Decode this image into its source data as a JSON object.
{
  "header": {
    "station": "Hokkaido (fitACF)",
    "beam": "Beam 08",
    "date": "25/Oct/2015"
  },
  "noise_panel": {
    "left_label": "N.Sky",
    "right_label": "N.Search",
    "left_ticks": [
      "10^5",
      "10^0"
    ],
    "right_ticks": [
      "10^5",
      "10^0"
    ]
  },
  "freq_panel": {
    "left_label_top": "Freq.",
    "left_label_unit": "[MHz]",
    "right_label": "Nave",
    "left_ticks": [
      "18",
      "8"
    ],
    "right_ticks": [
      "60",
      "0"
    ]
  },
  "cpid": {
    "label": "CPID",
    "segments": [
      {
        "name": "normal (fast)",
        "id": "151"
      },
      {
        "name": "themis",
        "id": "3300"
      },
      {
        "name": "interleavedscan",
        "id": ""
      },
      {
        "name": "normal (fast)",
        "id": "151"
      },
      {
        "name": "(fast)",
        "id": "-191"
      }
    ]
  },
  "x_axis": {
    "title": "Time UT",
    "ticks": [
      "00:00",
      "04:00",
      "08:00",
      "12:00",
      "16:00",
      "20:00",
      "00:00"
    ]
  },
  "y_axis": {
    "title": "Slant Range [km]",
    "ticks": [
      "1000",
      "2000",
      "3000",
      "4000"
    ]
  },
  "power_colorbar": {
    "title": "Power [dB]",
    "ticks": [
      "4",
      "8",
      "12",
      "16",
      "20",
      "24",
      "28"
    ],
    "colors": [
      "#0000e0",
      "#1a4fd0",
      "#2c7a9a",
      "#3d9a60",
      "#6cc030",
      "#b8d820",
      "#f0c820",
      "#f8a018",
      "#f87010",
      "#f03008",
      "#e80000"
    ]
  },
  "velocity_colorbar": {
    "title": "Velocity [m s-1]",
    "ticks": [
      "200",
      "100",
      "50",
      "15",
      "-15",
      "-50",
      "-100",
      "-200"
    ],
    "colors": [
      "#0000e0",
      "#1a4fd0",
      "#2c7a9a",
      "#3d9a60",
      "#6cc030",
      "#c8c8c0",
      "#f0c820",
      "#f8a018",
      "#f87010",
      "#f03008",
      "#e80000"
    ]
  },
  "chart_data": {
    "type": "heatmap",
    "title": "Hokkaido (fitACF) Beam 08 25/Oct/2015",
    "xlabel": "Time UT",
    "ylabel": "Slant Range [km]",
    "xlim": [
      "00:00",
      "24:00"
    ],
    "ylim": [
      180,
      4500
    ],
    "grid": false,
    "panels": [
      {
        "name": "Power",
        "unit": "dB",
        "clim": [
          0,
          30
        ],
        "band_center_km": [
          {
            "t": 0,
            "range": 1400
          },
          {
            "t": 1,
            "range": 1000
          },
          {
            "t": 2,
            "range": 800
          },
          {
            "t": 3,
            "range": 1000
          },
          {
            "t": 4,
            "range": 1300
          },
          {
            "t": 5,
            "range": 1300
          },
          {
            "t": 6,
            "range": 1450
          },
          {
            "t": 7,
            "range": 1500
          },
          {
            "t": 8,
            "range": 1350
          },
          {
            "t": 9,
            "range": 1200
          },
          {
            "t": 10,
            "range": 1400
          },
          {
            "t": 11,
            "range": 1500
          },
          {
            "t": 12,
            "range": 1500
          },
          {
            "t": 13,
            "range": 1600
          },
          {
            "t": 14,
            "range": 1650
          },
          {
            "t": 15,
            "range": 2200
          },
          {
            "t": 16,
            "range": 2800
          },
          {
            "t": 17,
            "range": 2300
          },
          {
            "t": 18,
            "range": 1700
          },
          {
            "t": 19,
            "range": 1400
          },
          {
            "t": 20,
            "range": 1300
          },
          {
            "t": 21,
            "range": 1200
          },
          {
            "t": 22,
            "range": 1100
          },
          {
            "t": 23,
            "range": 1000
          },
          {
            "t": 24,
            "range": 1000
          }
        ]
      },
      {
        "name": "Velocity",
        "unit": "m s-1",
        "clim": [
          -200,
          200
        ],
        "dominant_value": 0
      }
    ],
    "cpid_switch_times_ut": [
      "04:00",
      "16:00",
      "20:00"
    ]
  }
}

▶ **Set problem**: Quote each line above in full, word for word.

▶ **Solution to this task**:
Decode this image into its source data as a JSON object.
{
  "header": {
    "station": "Hokkaido (fitACF)",
    "beam": "Beam 08",
    "date": "25/Oct/2015"
  },
  "noise_panel": {
    "left_label": "N.Sky",
    "right_label": "N.Search",
    "left_ticks": [
      "10^5",
      "10^0"
    ],
    "right_ticks": [
      "10^5",
      "10^0"
    ]
  },
  "freq_panel": {
    "left_label_top": "Freq.",
    "left_label_unit": "[MHz]",
    "right_label": "Nave",
    "left_ticks": [
      "18",
      "8"
    ],
    "right_ticks": [
      "60",
      "0"
    ]
  },
  "cpid": {
    "label": "CPID",
    "segments": [
      {
        "name": "normal (fast)",
        "id": "151"
      },
      {
        "name": "themis",
        "id": "3300"
      },
      {
        "name": "interleavedscan",
        "id": ""
      },
      {
        "name": "normal (fast)",
        "id": "151"
      },
      {
        "name": "(fast)",
        "id": "-191"
      }
    ]
  },
  "x_axis": {
    "title": "Time UT",
    "ticks": [
      "00:00",
      "04:00",
      "08:00",
      "12:00",
      "16:00",
      "20:00",
      "00:00"
    ]
  },
  "y_axis": {
    "title": "Slant Range [km]",
    "ticks": [
      "1000",
      "2000",
      "3000",
      "4000"
    ]
  },
  "power_colorbar": {
    "title": "Power [dB]",
    "ticks": [
      "4",
      "8",
      "12",
      "16",
      "20",
      "24",
      "28"
    ],
    "colors": [
      "#0000e0",
      "#1a4fd0",
      "#2c7a9a",
      "#3d9a60",
      "#6cc030",
      "#b8d820",
      "#f0c820",
      "#f8a018",
      "#f87010",
      "#f03008",
      "#e80000"
    ]
  },
  "velocity_colorbar": {
    "title": "Velocity [m s-1]",
    "ticks": [
      "200",
      "100",
      "50",
      "15",
      "-15",
      "-50",
      "-100",
      "-200"
    ],
    "colors": [
      "#0000e0",
      "#1a4fd0",
      "#2c7a9a",
      "#3d9a60",
      "#6cc030",
      "#c8c8c0",
      "#f0c820",
      "#f8a018",
      "#f87010",
      "#f03008",
      "#e80000"
    ]
  },
  "chart_data": {
    "type": "heatmap",
    "title": "Hokkaido (fitACF) Beam 08 25/Oct/2015",
    "xlabel": "Time UT",
    "ylabel": "Slant Range [km]",
    "xlim": [
      "00:00",
      "24:00"
    ],
    "ylim": [
      180,
      4500
    ],
    "grid": false,
    "panels": [
      {
        "name": "Power",
        "unit": "dB",
        "clim": [
          0,
          30
        ],
        "band_center_km": [
          {
            "t": 0,
            "range": 1400
          },
          {
            "t": 1,
            "range": 1000
          },
          {
            "t": 2,
            "range": 800
          },
          {
            "t": 3,
            "range": 1000
          },
          {
            "t": 4,
            "range": 1300
          },
          {
            "t": 5,
            "range": 1300
          },
          {
            "t": 6,
            "range": 1450
          },
          {
            "t": 7,
            "range": 1500
          },
          {
            "t": 8,
            "range": 1350
          },
          {
            "t": 9,
            "range": 1200
          },
          {
            "t": 10,
            "range": 1400
          },
          {
            "t": 11,
            "range": 1500
          },
          {
            "t": 12,
            "range": 1500
          },
          {
            "t": 13,
            "range": 1600
          },
          {
            "t": 14,
            "range": 1650
          },
          {
            "t": 15,
            "range": 2200
          },
          {
            "t": 16,
            "range": 2800
          },
          {
            "t": 17,
            "range": 2300
          },
          {
            "t": 18,
            "range": 1700
          },
          {
            "t": 19,
            "range": 1400
          },
          {
            "t": 20,
            "range": 1300
          },
          {
            "t": 21,
            "range": 1200
          },
          {
            "t": 22,
            "range": 1100
          },
          {
            "t": 23,
            "range": 1000
          },
          {
            "t": 24,
            "range": 1000
          }
        ]
      },
      {
        "name": "Velocity",
        "unit": "m s-1",
        "clim": [
          -200,
          200
        ],
        "dominant_value": 0
      }
    ],
    "cpid_switch_times_ut": [
      "04:00",
      "16:00",
      "20:00"
    ]
  }
}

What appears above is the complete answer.